━━ DATA SECTION

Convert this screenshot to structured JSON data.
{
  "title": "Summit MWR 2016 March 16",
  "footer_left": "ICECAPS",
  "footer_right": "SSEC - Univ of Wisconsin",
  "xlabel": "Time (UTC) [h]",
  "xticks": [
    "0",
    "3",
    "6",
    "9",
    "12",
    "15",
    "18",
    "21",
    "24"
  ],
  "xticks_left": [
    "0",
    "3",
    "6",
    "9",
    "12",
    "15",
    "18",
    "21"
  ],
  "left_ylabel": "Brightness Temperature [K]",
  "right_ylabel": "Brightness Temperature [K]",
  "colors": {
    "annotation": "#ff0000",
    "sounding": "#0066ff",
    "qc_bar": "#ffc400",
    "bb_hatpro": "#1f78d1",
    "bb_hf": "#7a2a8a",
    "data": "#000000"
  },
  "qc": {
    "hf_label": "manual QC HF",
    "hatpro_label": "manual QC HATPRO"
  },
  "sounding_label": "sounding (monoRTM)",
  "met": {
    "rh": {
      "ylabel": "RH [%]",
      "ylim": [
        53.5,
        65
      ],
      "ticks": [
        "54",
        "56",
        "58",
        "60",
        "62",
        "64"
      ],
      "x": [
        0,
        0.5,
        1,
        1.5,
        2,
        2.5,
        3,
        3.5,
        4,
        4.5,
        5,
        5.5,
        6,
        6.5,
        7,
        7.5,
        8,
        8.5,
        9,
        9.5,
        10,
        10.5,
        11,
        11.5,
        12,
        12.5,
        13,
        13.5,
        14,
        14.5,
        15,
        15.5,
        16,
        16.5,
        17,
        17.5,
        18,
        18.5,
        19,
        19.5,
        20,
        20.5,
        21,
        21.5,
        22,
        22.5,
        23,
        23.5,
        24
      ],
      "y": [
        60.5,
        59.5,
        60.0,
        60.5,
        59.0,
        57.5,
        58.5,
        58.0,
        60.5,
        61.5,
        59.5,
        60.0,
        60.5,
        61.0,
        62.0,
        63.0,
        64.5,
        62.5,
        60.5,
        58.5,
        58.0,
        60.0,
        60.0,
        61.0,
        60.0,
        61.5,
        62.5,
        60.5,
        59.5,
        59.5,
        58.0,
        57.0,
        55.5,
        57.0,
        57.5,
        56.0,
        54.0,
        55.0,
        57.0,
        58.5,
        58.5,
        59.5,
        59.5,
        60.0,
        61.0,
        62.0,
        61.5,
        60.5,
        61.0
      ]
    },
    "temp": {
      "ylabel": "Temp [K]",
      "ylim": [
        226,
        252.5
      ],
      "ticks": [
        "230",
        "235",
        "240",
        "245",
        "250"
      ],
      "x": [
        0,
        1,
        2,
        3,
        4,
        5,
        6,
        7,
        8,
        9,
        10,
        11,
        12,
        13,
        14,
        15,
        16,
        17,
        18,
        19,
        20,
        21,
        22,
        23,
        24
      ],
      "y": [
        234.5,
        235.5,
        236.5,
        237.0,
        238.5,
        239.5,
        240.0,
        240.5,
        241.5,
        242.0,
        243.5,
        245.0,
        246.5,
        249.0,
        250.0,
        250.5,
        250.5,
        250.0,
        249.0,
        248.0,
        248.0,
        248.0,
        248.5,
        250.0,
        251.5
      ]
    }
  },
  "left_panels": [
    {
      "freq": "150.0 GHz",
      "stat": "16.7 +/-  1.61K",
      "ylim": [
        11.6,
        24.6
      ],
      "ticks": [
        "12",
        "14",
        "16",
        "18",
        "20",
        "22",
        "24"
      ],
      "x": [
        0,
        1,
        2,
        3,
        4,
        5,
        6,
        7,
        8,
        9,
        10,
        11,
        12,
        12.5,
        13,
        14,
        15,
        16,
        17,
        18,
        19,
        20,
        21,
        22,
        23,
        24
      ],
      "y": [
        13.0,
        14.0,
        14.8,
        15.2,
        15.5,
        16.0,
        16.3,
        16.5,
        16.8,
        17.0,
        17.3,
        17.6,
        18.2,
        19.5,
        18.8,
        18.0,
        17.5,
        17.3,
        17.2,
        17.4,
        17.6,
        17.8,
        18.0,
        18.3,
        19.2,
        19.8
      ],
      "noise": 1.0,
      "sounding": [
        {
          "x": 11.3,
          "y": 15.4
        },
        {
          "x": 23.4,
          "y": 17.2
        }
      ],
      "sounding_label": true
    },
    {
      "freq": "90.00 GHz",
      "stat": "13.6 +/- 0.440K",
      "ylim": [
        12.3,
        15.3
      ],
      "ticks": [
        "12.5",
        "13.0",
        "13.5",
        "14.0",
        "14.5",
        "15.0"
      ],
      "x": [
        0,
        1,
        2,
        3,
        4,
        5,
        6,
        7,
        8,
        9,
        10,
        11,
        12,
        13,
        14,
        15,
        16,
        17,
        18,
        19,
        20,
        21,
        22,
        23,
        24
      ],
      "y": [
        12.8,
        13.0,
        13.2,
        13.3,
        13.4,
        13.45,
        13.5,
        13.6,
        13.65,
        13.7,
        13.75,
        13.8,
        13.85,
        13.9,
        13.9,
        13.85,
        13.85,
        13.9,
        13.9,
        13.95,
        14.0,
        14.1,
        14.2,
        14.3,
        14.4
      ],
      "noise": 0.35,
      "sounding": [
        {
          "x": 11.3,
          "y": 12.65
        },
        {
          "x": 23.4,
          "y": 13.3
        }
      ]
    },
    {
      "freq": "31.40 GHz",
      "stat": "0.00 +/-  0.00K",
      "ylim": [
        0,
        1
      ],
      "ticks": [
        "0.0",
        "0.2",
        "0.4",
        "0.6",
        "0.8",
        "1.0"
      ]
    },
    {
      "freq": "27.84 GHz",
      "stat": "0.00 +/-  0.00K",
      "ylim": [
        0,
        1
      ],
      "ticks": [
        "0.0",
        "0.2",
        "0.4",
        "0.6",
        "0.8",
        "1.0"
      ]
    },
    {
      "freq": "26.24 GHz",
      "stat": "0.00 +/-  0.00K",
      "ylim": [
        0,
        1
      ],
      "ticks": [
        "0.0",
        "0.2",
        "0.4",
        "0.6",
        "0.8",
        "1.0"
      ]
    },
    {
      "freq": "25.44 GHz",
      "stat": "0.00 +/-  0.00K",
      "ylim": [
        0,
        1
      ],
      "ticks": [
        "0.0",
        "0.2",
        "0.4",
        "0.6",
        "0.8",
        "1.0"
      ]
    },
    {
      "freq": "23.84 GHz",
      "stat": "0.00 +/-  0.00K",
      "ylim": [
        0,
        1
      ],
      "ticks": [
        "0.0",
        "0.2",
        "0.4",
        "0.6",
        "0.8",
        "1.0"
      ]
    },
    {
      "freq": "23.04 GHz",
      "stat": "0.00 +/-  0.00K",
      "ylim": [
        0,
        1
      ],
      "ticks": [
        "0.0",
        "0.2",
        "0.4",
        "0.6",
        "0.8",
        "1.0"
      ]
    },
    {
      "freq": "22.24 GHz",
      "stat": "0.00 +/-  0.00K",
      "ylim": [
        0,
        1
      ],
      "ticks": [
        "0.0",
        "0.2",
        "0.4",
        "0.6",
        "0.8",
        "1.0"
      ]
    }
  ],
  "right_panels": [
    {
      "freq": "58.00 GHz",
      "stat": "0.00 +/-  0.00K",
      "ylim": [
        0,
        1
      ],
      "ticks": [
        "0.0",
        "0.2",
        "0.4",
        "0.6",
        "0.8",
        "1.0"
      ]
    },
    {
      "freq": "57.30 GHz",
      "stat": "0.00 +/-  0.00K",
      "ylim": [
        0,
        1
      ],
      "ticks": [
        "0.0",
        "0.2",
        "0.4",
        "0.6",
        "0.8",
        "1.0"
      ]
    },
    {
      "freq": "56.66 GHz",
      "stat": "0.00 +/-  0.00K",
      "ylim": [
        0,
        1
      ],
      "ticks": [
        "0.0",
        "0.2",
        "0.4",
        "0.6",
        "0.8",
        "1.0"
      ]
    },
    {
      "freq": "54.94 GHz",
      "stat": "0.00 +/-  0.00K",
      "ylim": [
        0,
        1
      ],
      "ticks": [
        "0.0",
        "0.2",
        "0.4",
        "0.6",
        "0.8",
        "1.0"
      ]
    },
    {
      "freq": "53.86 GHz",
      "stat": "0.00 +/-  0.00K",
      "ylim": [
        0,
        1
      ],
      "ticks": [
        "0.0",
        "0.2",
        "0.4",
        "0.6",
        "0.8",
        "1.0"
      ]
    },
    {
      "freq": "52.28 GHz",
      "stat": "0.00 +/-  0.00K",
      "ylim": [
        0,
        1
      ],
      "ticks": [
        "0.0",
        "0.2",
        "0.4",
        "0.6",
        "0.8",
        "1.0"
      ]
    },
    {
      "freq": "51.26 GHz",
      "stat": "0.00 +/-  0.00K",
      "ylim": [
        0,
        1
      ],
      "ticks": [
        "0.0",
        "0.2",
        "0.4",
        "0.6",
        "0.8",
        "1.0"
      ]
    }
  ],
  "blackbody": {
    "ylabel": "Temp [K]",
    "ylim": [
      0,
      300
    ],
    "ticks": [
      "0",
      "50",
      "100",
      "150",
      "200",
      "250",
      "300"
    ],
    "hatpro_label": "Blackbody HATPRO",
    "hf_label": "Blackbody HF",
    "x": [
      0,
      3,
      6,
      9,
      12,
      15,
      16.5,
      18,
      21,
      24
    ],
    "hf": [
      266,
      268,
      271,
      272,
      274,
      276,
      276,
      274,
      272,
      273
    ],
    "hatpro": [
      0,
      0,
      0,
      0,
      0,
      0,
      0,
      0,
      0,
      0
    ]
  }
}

━━━━

▸ INSTRUCTIONS TO FOLLOW: Check each line above for "Temperature" and return the ones that have it.

▸ SOLUTION FOR THIS TASK:
  "left_ylabel": "Brightness Temperature [K]",
  "right_ylabel": "Brightness Temperature [K]",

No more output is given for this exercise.